> **RECORDS FOR THE EXERCISE**
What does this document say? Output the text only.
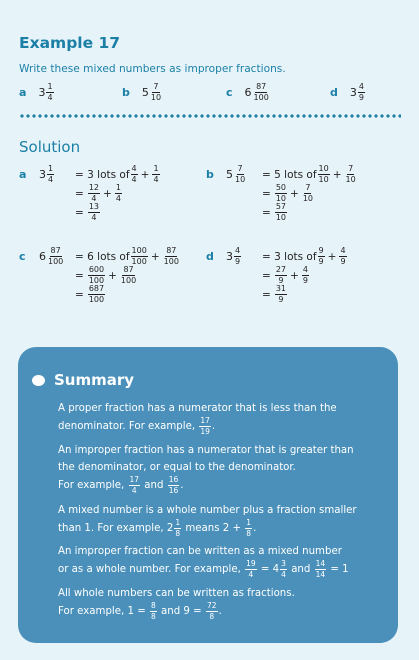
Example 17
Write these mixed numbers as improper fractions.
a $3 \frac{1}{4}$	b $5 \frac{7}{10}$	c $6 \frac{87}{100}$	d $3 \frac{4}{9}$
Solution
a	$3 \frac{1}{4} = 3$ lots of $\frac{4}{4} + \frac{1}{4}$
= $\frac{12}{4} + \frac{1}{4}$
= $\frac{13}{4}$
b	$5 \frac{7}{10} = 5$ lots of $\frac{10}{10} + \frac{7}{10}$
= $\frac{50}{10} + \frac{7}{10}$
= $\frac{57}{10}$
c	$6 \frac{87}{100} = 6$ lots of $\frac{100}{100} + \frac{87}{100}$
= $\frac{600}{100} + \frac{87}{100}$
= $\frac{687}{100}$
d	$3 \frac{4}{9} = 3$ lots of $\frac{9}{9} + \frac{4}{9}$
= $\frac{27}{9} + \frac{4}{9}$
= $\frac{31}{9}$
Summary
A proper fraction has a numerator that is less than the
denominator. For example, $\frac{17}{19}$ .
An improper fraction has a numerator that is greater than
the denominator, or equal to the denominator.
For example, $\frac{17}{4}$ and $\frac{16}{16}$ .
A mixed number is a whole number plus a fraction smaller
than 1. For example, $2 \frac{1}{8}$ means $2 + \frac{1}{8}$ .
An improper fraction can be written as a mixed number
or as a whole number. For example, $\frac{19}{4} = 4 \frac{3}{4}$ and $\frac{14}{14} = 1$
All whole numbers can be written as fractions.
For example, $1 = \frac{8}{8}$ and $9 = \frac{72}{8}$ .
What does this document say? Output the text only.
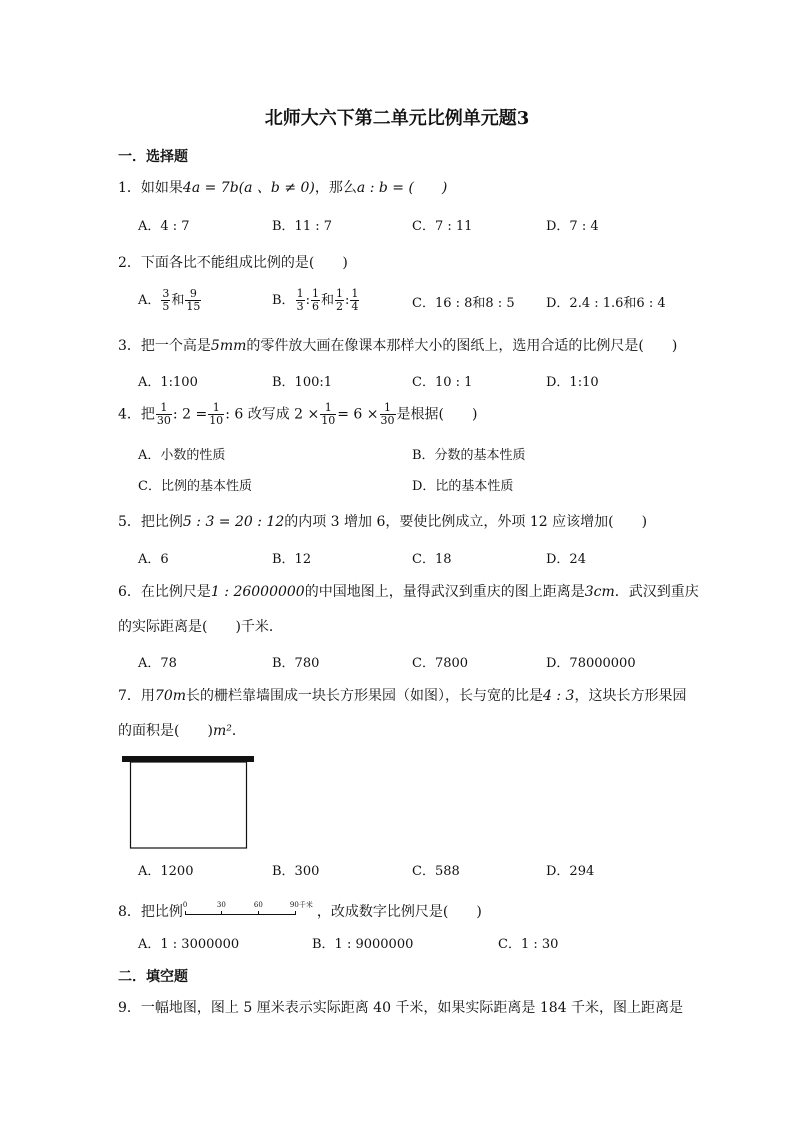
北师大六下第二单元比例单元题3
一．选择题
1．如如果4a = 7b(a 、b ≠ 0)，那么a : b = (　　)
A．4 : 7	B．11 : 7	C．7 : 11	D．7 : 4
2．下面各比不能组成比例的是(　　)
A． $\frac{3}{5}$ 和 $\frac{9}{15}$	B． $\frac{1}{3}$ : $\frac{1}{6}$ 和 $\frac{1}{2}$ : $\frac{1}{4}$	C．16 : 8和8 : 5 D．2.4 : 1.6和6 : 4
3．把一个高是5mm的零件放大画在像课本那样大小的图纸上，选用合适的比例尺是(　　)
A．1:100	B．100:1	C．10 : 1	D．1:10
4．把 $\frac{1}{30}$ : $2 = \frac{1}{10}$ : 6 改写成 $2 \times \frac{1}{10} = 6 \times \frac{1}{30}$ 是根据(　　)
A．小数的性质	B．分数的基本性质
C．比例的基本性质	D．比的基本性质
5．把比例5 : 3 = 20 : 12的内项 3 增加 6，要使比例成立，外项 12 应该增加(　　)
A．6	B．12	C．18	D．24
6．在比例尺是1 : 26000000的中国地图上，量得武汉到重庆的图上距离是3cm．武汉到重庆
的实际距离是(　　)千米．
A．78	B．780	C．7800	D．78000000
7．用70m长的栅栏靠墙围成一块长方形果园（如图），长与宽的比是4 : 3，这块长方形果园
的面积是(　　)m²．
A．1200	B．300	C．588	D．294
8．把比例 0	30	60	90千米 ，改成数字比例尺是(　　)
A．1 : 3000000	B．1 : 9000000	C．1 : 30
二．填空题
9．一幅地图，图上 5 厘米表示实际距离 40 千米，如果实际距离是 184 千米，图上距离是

> **WORK TO COMPLETE**
Make an exact copy of the listing above. Do not include the pictures.

> **ANSWER TO THIS EXERCISE**
What does this document say? Output the text only.
Example 17
Write these mixed numbers as improper fractions.
a $3 \frac{1}{4}$	b $5 \frac{7}{10}$	c $6 \frac{87}{100}$	d $3 \frac{4}{9}$
Solution
a	$3 \frac{1}{4} = 3$ lots of $\frac{4}{4} + \frac{1}{4}$
= $\frac{12}{4} + \frac{1}{4}$
= $\frac{13}{4}$
b	$5 \frac{7}{10} = 5$ lots of $\frac{10}{10} + \frac{7}{10}$
= $\frac{50}{10} + \frac{7}{10}$
= $\frac{57}{10}$
c	$6 \frac{87}{100} = 6$ lots of $\frac{100}{100} + \frac{87}{100}$
= $\frac{600}{100} + \frac{87}{100}$
= $\frac{687}{100}$
d	$3 \frac{4}{9} = 3$ lots of $\frac{9}{9} + \frac{4}{9}$
= $\frac{27}{9} + \frac{4}{9}$
= $\frac{31}{9}$
Summary
A proper fraction has a numerator that is less than the
denominator. For example, $\frac{17}{19}$ .
An improper fraction has a numerator that is greater than
the denominator, or equal to the denominator.
For example, $\frac{17}{4}$ and $\frac{16}{16}$ .
A mixed number is a whole number plus a fraction smaller
than 1. For example, $2 \frac{1}{8}$ means $2 + \frac{1}{8}$ .
An improper fraction can be written as a mixed number
or as a whole number. For example, $\frac{19}{4} = 4 \frac{3}{4}$ and $\frac{14}{14} = 1$
All whole numbers can be written as fractions.
For example, $1 = \frac{8}{8}$ and $9 = \frac{72}{8}$ .
What does this document say? Output the text only.
北师大六下第二单元比例单元题3
一．选择题
1．如如果4a = 7b(a 、b ≠ 0)，那么a : b = (　　)
A．4 : 7	B．11 : 7	C．7 : 11	D．7 : 4
2．下面各比不能组成比例的是(　　)
A． $\frac{3}{5}$ 和 $\frac{9}{15}$	B． $\frac{1}{3}$ : $\frac{1}{6}$ 和 $\frac{1}{2}$ : $\frac{1}{4}$	C．16 : 8和8 : 5 D．2.4 : 1.6和6 : 4
3．把一个高是5mm的零件放大画在像课本那样大小的图纸上，选用合适的比例尺是(　　)
A．1:100	B．100:1	C．10 : 1	D．1:10
4．把 $\frac{1}{30}$ : $2 = \frac{1}{10}$ : 6 改写成 $2 \times \frac{1}{10} = 6 \times \frac{1}{30}$ 是根据(　　)
A．小数的性质	B．分数的基本性质
C．比例的基本性质	D．比的基本性质
5．把比例5 : 3 = 20 : 12的内项 3 增加 6，要使比例成立，外项 12 应该增加(　　)
A．6	B．12	C．18	D．24
6．在比例尺是1 : 26000000的中国地图上，量得武汉到重庆的图上距离是3cm．武汉到重庆
的实际距离是(　　)千米．
A．78	B．780	C．7800	D．78000000
7．用70m长的栅栏靠墙围成一块长方形果园（如图），长与宽的比是4 : 3，这块长方形果园
的面积是(　　)m²．
A．1200	B．300	C．588	D．294
8．把比例 0	30	60	90千米 ，改成数字比例尺是(　　)
A．1 : 3000000	B．1 : 9000000	C．1 : 30
二．填空题
9．一幅地图，图上 5 厘米表示实际距离 40 千米，如果实际距离是 184 千米，图上距离是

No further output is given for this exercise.